(Records excerpted from a collection)
<<<<

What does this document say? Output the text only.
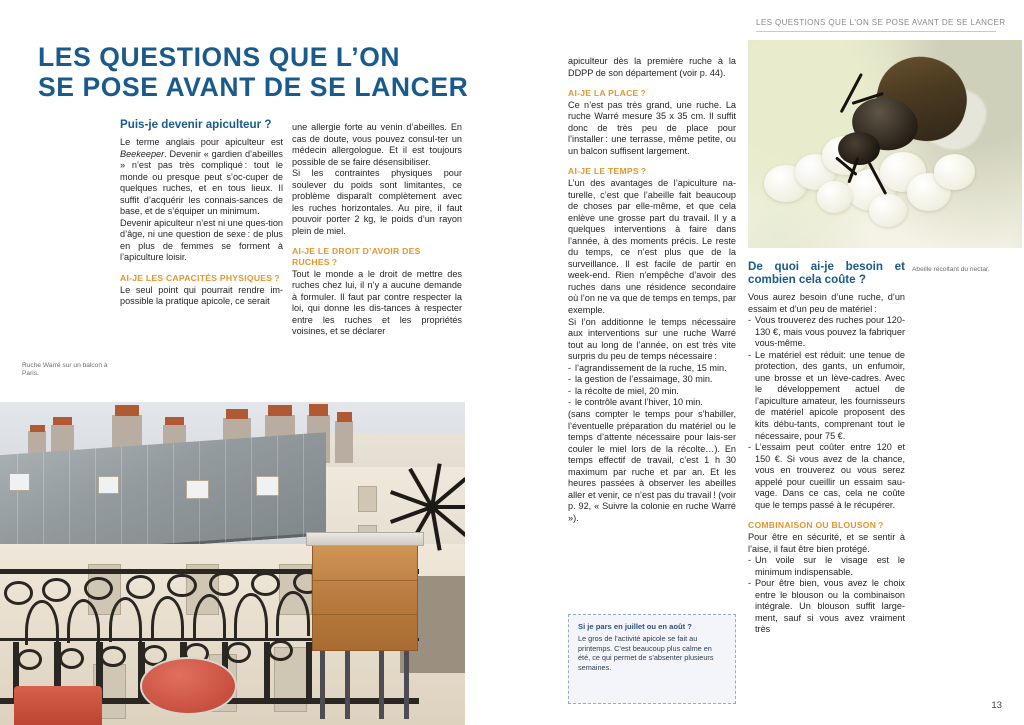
LES QUESTIONS QUE L'ON SE POSE AVANT DE SE LANCER
LES QUESTIONS QUE L’ON
SE POSE AVANT DE SE LANCER
Puis-je devenir apiculteur ?

Le terme anglais pour apiculteur est Beekeeper. Devenir « gardien d’abeilles » n’est pas très compliqué : tout le monde ou presque peut s’oc-cuper de quelques ruches, et en tous lieux. Il suffit d’acquérir les connais-sances de base, et de s’équiper un minimum.

Devenir apiculteur n’est ni une ques-tion d’âge, ni une question de sexe : de plus en plus de femmes se forment à l’apiculture loisir.

AI-JE LES CAPACITÉS PHYSIQUES ?

Le seul point qui pourrait rendre im-possible la pratique apicole, ce serait

une allergie forte au venin d’abeilles. En cas de doute, vous pouvez consul-ter un médecin allergologue. Et il est toujours possible de se faire désensibiliser.

Si les contraintes physiques pour soulever du poids sont limitantes, ce problème disparaît complètement avec les ruches horizontales. Au pire, il faut pouvoir porter 2 kg, le poids d’un rayon plein de miel.

AI-JE LE DROIT D’AVOIR DES RUCHES ?

Tout le monde a le droit de mettre des ruches chez lui, il n’y a aucune demande à formuler. Il faut par contre respecter la loi, qui donne les dis-tances à respecter entre les ruches et les propriétés voisines, et se déclarer

apiculteur dès la première ruche à la DDPP de son département (voir p. 44).

AI-JE LA PLACE ?

Ce n’est pas très grand, une ruche. La ruche Warré mesure 35 x 35 cm. Il suffit donc de très peu de place pour l’installer : une terrasse, même petite, ou un balcon suffisent largement.

AI-JE LE TEMPS ?

L’un des avantages de l’apiculture na-turelle, c’est que l’abeille fait beaucoup de choses par elle-même, et que cela enlève une grosse part du travail. Il y a quelques interventions à faire dans l’année, à des moments précis. Le reste du temps, ce n’est plus que de la surveillance. Il est facile de partir en week-end. Rien n’empêche d’avoir des ruches dans une résidence secondaire où l’on ne va que de temps en temps, par exemple.

Si l’on additionne le temps nécessaire aux interventions sur une ruche Warré tout au long de l’année, on est très vite surpris du peu de temps nécessaire :

- l’agrandissement de la ruche, 15 min.
- la gestion de l’essaimage, 30 min.
- la récolte de miel, 20 min.
- le contrôle avant l’hiver, 10 min.

(sans compter le temps pour s’habiller, l’éventuelle préparation du matériel ou le temps d’attente nécessaire pour lais-ser couler le miel lors de la récolte…). En temps effectif de travail, c’est 1 h 30 maximum par ruche et par an. Et les heures passées à observer les abeilles aller et venir, ce n’est pas du travail ! (voir p. 92, « Suivre la colonie en ruche Warré »).

De quoi ai-je besoin et combien cela coûte ?

Vous aurez besoin d’une ruche, d’un essaim et d’un peu de matériel :

- Vous trouverez des ruches pour 120-130 €, mais vous pouvez la fabriquer vous-même.
- Le matériel est réduit: une tenue de protection, des gants, un enfumoir, une brosse et un lève-cadres. Avec le développement actuel de l’apiculture amateur, les fournisseurs de matériel apicole proposent des kits débu-tants, comprenant tout le nécessaire, pour 75 €.
- L’essaim peut coûter entre 120 et 150 €. Si vous avez de la chance, vous en trouverez ou vous serez appelé pour cueillir un essaim sau-vage. Dans ce cas, cela ne coûte que le temps passé à le récupérer.
COMBINAISON OU BLOUSON ?

Pour être en sécurité, et se sentir à l’aise, il faut être bien protégé.

- Un voile sur le visage est le minimum indispensable.
- Pour être bien, vous avez le choix entre le blouson ou la combinaison intégrale. Un blouson suffit large-ment, sauf si vous avez vraiment très
Si je pars en juillet ou en août ?
Le gros de l’activité apicole se fait au printemps. C’est beaucoup plus calme en été, ce qui permet de s’absenter plusieurs semaines.
Ruche Warré sur un balcon à Paris.
Abeille récoltant du nectar.
13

>>>>

Pictures appear in the records above. Output everything except them, exactly.

What does this document say? Output the text only.
LES QUESTIONS QUE L'ON SE POSE AVANT DE SE LANCER
LES QUESTIONS QUE L’ON
SE POSE AVANT DE SE LANCER
Puis-je devenir apiculteur ?

Le terme anglais pour apiculteur est Beekeeper. Devenir « gardien d’abeilles » n’est pas très compliqué : tout le monde ou presque peut s’oc-cuper de quelques ruches, et en tous lieux. Il suffit d’acquérir les connais-sances de base, et de s’équiper un minimum.

Devenir apiculteur n’est ni une ques-tion d’âge, ni une question de sexe : de plus en plus de femmes se forment à l’apiculture loisir.

AI-JE LES CAPACITÉS PHYSIQUES ?

Le seul point qui pourrait rendre im-possible la pratique apicole, ce serait

une allergie forte au venin d’abeilles. En cas de doute, vous pouvez consul-ter un médecin allergologue. Et il est toujours possible de se faire désensibiliser.

Si les contraintes physiques pour soulever du poids sont limitantes, ce problème disparaît complètement avec les ruches horizontales. Au pire, il faut pouvoir porter 2 kg, le poids d’un rayon plein de miel.

AI-JE LE DROIT D’AVOIR DES RUCHES ?

Tout le monde a le droit de mettre des ruches chez lui, il n’y a aucune demande à formuler. Il faut par contre respecter la loi, qui donne les dis-tances à respecter entre les ruches et les propriétés voisines, et se déclarer

apiculteur dès la première ruche à la DDPP de son département (voir p. 44).

AI-JE LA PLACE ?

Ce n’est pas très grand, une ruche. La ruche Warré mesure 35 x 35 cm. Il suffit donc de très peu de place pour l’installer : une terrasse, même petite, ou un balcon suffisent largement.

AI-JE LE TEMPS ?

L’un des avantages de l’apiculture na-turelle, c’est que l’abeille fait beaucoup de choses par elle-même, et que cela enlève une grosse part du travail. Il y a quelques interventions à faire dans l’année, à des moments précis. Le reste du temps, ce n’est plus que de la surveillance. Il est facile de partir en week-end. Rien n’empêche d’avoir des ruches dans une résidence secondaire où l’on ne va que de temps en temps, par exemple.

Si l’on additionne le temps nécessaire aux interventions sur une ruche Warré tout au long de l’année, on est très vite surpris du peu de temps nécessaire :

- l’agrandissement de la ruche, 15 min.
- la gestion de l’essaimage, 30 min.
- la récolte de miel, 20 min.
- le contrôle avant l’hiver, 10 min.

(sans compter le temps pour s’habiller, l’éventuelle préparation du matériel ou le temps d’attente nécessaire pour lais-ser couler le miel lors de la récolte…). En temps effectif de travail, c’est 1 h 30 maximum par ruche et par an. Et les heures passées à observer les abeilles aller et venir, ce n’est pas du travail ! (voir p. 92, « Suivre la colonie en ruche Warré »).

De quoi ai-je besoin et combien cela coûte ?

Vous aurez besoin d’une ruche, d’un essaim et d’un peu de matériel :

- Vous trouverez des ruches pour 120-130 €, mais vous pouvez la fabriquer vous-même.
- Le matériel est réduit: une tenue de protection, des gants, un enfumoir, une brosse et un lève-cadres. Avec le développement actuel de l’apiculture amateur, les fournisseurs de matériel apicole proposent des kits débu-tants, comprenant tout le nécessaire, pour 75 €.
- L’essaim peut coûter entre 120 et 150 €. Si vous avez de la chance, vous en trouverez ou vous serez appelé pour cueillir un essaim sau-vage. Dans ce cas, cela ne coûte que le temps passé à le récupérer.
COMBINAISON OU BLOUSON ?

Pour être en sécurité, et se sentir à l’aise, il faut être bien protégé.

- Un voile sur le visage est le minimum indispensable.
- Pour être bien, vous avez le choix entre le blouson ou la combinaison intégrale. Un blouson suffit large-ment, sauf si vous avez vraiment très
Si je pars en juillet ou en août ?
Le gros de l’activité apicole se fait au printemps. C’est beaucoup plus calme en été, ce qui permet de s’absenter plusieurs semaines.
Ruche Warré sur un balcon à Paris.
Abeille récoltant du nectar.
13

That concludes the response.